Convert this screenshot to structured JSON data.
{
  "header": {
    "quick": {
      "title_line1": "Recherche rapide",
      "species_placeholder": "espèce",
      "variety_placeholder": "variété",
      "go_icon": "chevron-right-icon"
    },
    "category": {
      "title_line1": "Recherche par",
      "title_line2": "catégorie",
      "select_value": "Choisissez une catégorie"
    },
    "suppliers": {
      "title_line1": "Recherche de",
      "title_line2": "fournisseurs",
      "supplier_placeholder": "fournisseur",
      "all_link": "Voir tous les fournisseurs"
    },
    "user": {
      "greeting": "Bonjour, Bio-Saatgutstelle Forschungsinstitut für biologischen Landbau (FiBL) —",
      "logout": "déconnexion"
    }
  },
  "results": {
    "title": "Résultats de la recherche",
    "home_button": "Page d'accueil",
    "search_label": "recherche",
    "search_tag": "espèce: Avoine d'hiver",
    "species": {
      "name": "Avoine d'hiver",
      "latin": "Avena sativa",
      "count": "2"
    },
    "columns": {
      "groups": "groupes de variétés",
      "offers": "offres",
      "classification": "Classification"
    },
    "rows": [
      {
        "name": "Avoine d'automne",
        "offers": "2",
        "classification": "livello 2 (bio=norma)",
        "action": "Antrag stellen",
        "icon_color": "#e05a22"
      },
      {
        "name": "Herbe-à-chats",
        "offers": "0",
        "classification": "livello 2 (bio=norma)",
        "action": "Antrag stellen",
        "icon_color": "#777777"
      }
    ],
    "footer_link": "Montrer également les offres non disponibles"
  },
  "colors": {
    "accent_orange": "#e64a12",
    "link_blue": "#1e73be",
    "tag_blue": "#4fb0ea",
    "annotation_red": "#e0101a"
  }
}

··········

Copy out every line where the word "name" occurs.

**Exercise answer:**
      "name": "Avoine d'hiver",
        "name": "Avoine d'automne",
        "name": "Herbe-à-chats",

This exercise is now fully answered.